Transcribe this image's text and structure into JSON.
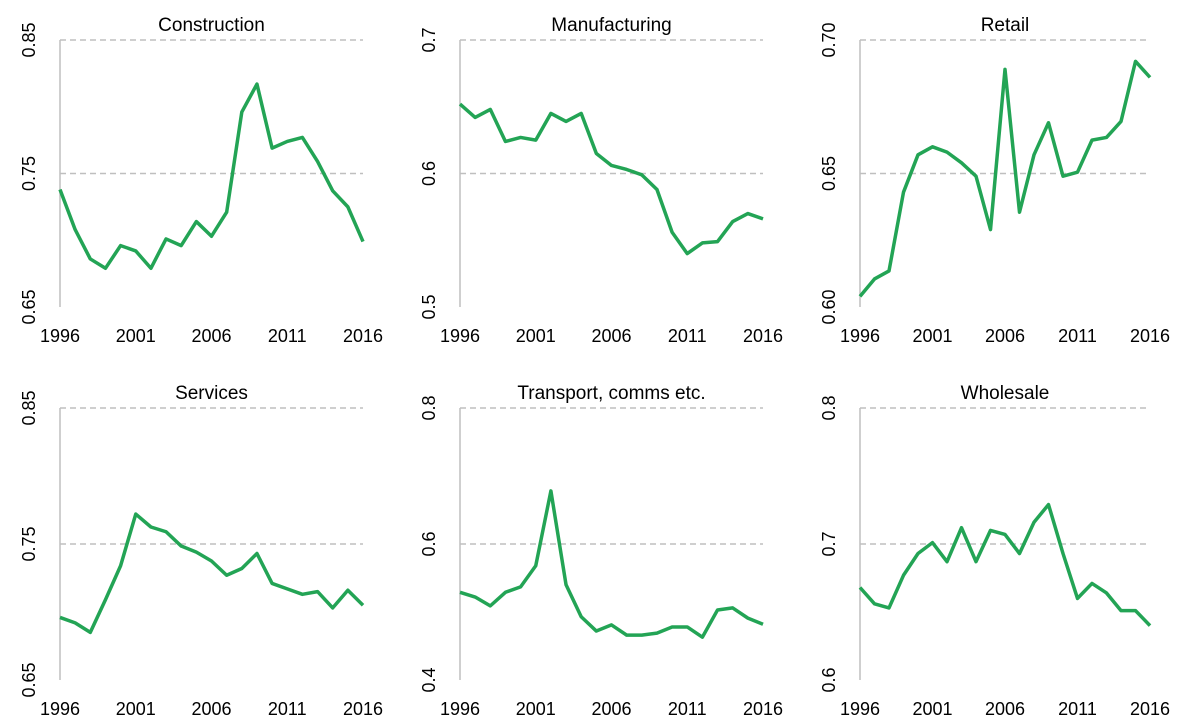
{
  "chart_data": [
    {
      "type": "line",
      "title": "Construction",
      "color": "#23a455",
      "grid": true,
      "x": [
        1996,
        1997,
        1998,
        1999,
        2000,
        2001,
        2002,
        2003,
        2004,
        2005,
        2006,
        2007,
        2008,
        2009,
        2010,
        2011,
        2012,
        2013,
        2014,
        2015,
        2016
      ],
      "values": [
        0.738,
        0.708,
        0.686,
        0.679,
        0.696,
        0.692,
        0.679,
        0.701,
        0.696,
        0.714,
        0.703,
        0.721,
        0.796,
        0.817,
        0.769,
        0.774,
        0.777,
        0.759,
        0.737,
        0.725,
        0.699
      ],
      "xlim": [
        1996,
        2016
      ],
      "xticks": [
        1996,
        2001,
        2006,
        2011,
        2016
      ],
      "ylim": [
        0.65,
        0.85
      ],
      "yticks": [
        0.65,
        0.75,
        0.85
      ]
    },
    {
      "type": "line",
      "title": "Manufacturing",
      "color": "#23a455",
      "grid": true,
      "x": [
        1996,
        1997,
        1998,
        1999,
        2000,
        2001,
        2002,
        2003,
        2004,
        2005,
        2006,
        2007,
        2008,
        2009,
        2010,
        2011,
        2012,
        2013,
        2014,
        2015,
        2016
      ],
      "values": [
        0.652,
        0.642,
        0.648,
        0.624,
        0.627,
        0.625,
        0.645,
        0.639,
        0.645,
        0.615,
        0.606,
        0.603,
        0.599,
        0.588,
        0.556,
        0.54,
        0.548,
        0.549,
        0.564,
        0.57,
        0.566
      ],
      "xlim": [
        1996,
        2016
      ],
      "xticks": [
        1996,
        2001,
        2006,
        2011,
        2016
      ],
      "ylim": [
        0.5,
        0.7
      ],
      "yticks": [
        0.5,
        0.6,
        0.7
      ]
    },
    {
      "type": "line",
      "title": "Retail",
      "color": "#23a455",
      "grid": true,
      "x": [
        1996,
        1997,
        1998,
        1999,
        2000,
        2001,
        2002,
        2003,
        2004,
        2005,
        2006,
        2007,
        2008,
        2009,
        2010,
        2011,
        2012,
        2013,
        2014,
        2015,
        2016
      ],
      "values": [
        0.604,
        0.6105,
        0.6135,
        0.643,
        0.657,
        0.66,
        0.658,
        0.654,
        0.649,
        0.629,
        0.689,
        0.6355,
        0.657,
        0.669,
        0.649,
        0.6505,
        0.6625,
        0.6635,
        0.6695,
        0.692,
        0.686
      ],
      "xlim": [
        1996,
        2016
      ],
      "xticks": [
        1996,
        2001,
        2006,
        2011,
        2016
      ],
      "ylim": [
        0.6,
        0.7
      ],
      "yticks": [
        {
          "value": 0.6,
          "label": "0.60"
        },
        0.65,
        {
          "value": 0.7,
          "label": "0.70"
        }
      ]
    },
    {
      "type": "line",
      "title": "Services",
      "color": "#23a455",
      "grid": true,
      "x": [
        1996,
        1997,
        1998,
        1999,
        2000,
        2001,
        2002,
        2003,
        2004,
        2005,
        2006,
        2007,
        2008,
        2009,
        2010,
        2011,
        2012,
        2013,
        2014,
        2015,
        2016
      ],
      "values": [
        0.696,
        0.692,
        0.685,
        0.709,
        0.734,
        0.772,
        0.7625,
        0.759,
        0.7485,
        0.744,
        0.7375,
        0.727,
        0.732,
        0.743,
        0.721,
        0.717,
        0.713,
        0.715,
        0.703,
        0.716,
        0.705
      ],
      "xlim": [
        1996,
        2016
      ],
      "xticks": [
        1996,
        2001,
        2006,
        2011,
        2016
      ],
      "ylim": [
        0.65,
        0.85
      ],
      "yticks": [
        0.65,
        0.75,
        0.85
      ]
    },
    {
      "type": "line",
      "title": "Transport, comms etc.",
      "color": "#23a455",
      "grid": true,
      "x": [
        1996,
        1997,
        1998,
        1999,
        2000,
        2001,
        2002,
        2003,
        2004,
        2005,
        2006,
        2007,
        2008,
        2009,
        2010,
        2011,
        2012,
        2013,
        2014,
        2015,
        2016
      ],
      "values": [
        0.529,
        0.522,
        0.509,
        0.529,
        0.537,
        0.568,
        0.678,
        0.54,
        0.493,
        0.472,
        0.481,
        0.466,
        0.466,
        0.469,
        0.478,
        0.478,
        0.463,
        0.503,
        0.506,
        0.491,
        0.482
      ],
      "xlim": [
        1996,
        2016
      ],
      "xticks": [
        1996,
        2001,
        2006,
        2011,
        2016
      ],
      "ylim": [
        0.4,
        0.8
      ],
      "yticks": [
        0.4,
        0.6,
        0.8
      ]
    },
    {
      "type": "line",
      "title": "Wholesale",
      "color": "#23a455",
      "grid": true,
      "x": [
        1996,
        1997,
        1998,
        1999,
        2000,
        2001,
        2002,
        2003,
        2004,
        2005,
        2006,
        2007,
        2008,
        2009,
        2010,
        2011,
        2012,
        2013,
        2014,
        2015,
        2016
      ],
      "values": [
        0.668,
        0.656,
        0.653,
        0.677,
        0.693,
        0.701,
        0.687,
        0.712,
        0.687,
        0.71,
        0.707,
        0.693,
        0.716,
        0.729,
        0.693,
        0.66,
        0.671,
        0.664,
        0.651,
        0.651,
        0.64
      ],
      "xlim": [
        1996,
        2016
      ],
      "xticks": [
        1996,
        2001,
        2006,
        2011,
        2016
      ],
      "ylim": [
        0.6,
        0.8
      ],
      "yticks": [
        0.6,
        0.7,
        0.8
      ]
    }
  ]
}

**Given request**.
From the material above, reproduce everything verbatim except the pictures.

**Response**.
Transcribe this image's text and structure into JSON.
{
  "chart_data": [
    {
      "type": "line",
      "title": "Construction",
      "color": "#23a455",
      "grid": true,
      "x": [
        1996,
        1997,
        1998,
        1999,
        2000,
        2001,
        2002,
        2003,
        2004,
        2005,
        2006,
        2007,
        2008,
        2009,
        2010,
        2011,
        2012,
        2013,
        2014,
        2015,
        2016
      ],
      "values": [
        0.738,
        0.708,
        0.686,
        0.679,
        0.696,
        0.692,
        0.679,
        0.701,
        0.696,
        0.714,
        0.703,
        0.721,
        0.796,
        0.817,
        0.769,
        0.774,
        0.777,
        0.759,
        0.737,
        0.725,
        0.699
      ],
      "xlim": [
        1996,
        2016
      ],
      "xticks": [
        1996,
        2001,
        2006,
        2011,
        2016
      ],
      "ylim": [
        0.65,
        0.85
      ],
      "yticks": [
        0.65,
        0.75,
        0.85
      ]
    },
    {
      "type": "line",
      "title": "Manufacturing",
      "color": "#23a455",
      "grid": true,
      "x": [
        1996,
        1997,
        1998,
        1999,
        2000,
        2001,
        2002,
        2003,
        2004,
        2005,
        2006,
        2007,
        2008,
        2009,
        2010,
        2011,
        2012,
        2013,
        2014,
        2015,
        2016
      ],
      "values": [
        0.652,
        0.642,
        0.648,
        0.624,
        0.627,
        0.625,
        0.645,
        0.639,
        0.645,
        0.615,
        0.606,
        0.603,
        0.599,
        0.588,
        0.556,
        0.54,
        0.548,
        0.549,
        0.564,
        0.57,
        0.566
      ],
      "xlim": [
        1996,
        2016
      ],
      "xticks": [
        1996,
        2001,
        2006,
        2011,
        2016
      ],
      "ylim": [
        0.5,
        0.7
      ],
      "yticks": [
        0.5,
        0.6,
        0.7
      ]
    },
    {
      "type": "line",
      "title": "Retail",
      "color": "#23a455",
      "grid": true,
      "x": [
        1996,
        1997,
        1998,
        1999,
        2000,
        2001,
        2002,
        2003,
        2004,
        2005,
        2006,
        2007,
        2008,
        2009,
        2010,
        2011,
        2012,
        2013,
        2014,
        2015,
        2016
      ],
      "values": [
        0.604,
        0.6105,
        0.6135,
        0.643,
        0.657,
        0.66,
        0.658,
        0.654,
        0.649,
        0.629,
        0.689,
        0.6355,
        0.657,
        0.669,
        0.649,
        0.6505,
        0.6625,
        0.6635,
        0.6695,
        0.692,
        0.686
      ],
      "xlim": [
        1996,
        2016
      ],
      "xticks": [
        1996,
        2001,
        2006,
        2011,
        2016
      ],
      "ylim": [
        0.6,
        0.7
      ],
      "yticks": [
        {
          "value": 0.6,
          "label": "0.60"
        },
        0.65,
        {
          "value": 0.7,
          "label": "0.70"
        }
      ]
    },
    {
      "type": "line",
      "title": "Services",
      "color": "#23a455",
      "grid": true,
      "x": [
        1996,
        1997,
        1998,
        1999,
        2000,
        2001,
        2002,
        2003,
        2004,
        2005,
        2006,
        2007,
        2008,
        2009,
        2010,
        2011,
        2012,
        2013,
        2014,
        2015,
        2016
      ],
      "values": [
        0.696,
        0.692,
        0.685,
        0.709,
        0.734,
        0.772,
        0.7625,
        0.759,
        0.7485,
        0.744,
        0.7375,
        0.727,
        0.732,
        0.743,
        0.721,
        0.717,
        0.713,
        0.715,
        0.703,
        0.716,
        0.705
      ],
      "xlim": [
        1996,
        2016
      ],
      "xticks": [
        1996,
        2001,
        2006,
        2011,
        2016
      ],
      "ylim": [
        0.65,
        0.85
      ],
      "yticks": [
        0.65,
        0.75,
        0.85
      ]
    },
    {
      "type": "line",
      "title": "Transport, comms etc.",
      "color": "#23a455",
      "grid": true,
      "x": [
        1996,
        1997,
        1998,
        1999,
        2000,
        2001,
        2002,
        2003,
        2004,
        2005,
        2006,
        2007,
        2008,
        2009,
        2010,
        2011,
        2012,
        2013,
        2014,
        2015,
        2016
      ],
      "values": [
        0.529,
        0.522,
        0.509,
        0.529,
        0.537,
        0.568,
        0.678,
        0.54,
        0.493,
        0.472,
        0.481,
        0.466,
        0.466,
        0.469,
        0.478,
        0.478,
        0.463,
        0.503,
        0.506,
        0.491,
        0.482
      ],
      "xlim": [
        1996,
        2016
      ],
      "xticks": [
        1996,
        2001,
        2006,
        2011,
        2016
      ],
      "ylim": [
        0.4,
        0.8
      ],
      "yticks": [
        0.4,
        0.6,
        0.8
      ]
    },
    {
      "type": "line",
      "title": "Wholesale",
      "color": "#23a455",
      "grid": true,
      "x": [
        1996,
        1997,
        1998,
        1999,
        2000,
        2001,
        2002,
        2003,
        2004,
        2005,
        2006,
        2007,
        2008,
        2009,
        2010,
        2011,
        2012,
        2013,
        2014,
        2015,
        2016
      ],
      "values": [
        0.668,
        0.656,
        0.653,
        0.677,
        0.693,
        0.701,
        0.687,
        0.712,
        0.687,
        0.71,
        0.707,
        0.693,
        0.716,
        0.729,
        0.693,
        0.66,
        0.671,
        0.664,
        0.651,
        0.651,
        0.64
      ],
      "xlim": [
        1996,
        2016
      ],
      "xticks": [
        1996,
        2001,
        2006,
        2011,
        2016
      ],
      "ylim": [
        0.6,
        0.8
      ],
      "yticks": [
        0.6,
        0.7,
        0.8
      ]
    }
  ]
}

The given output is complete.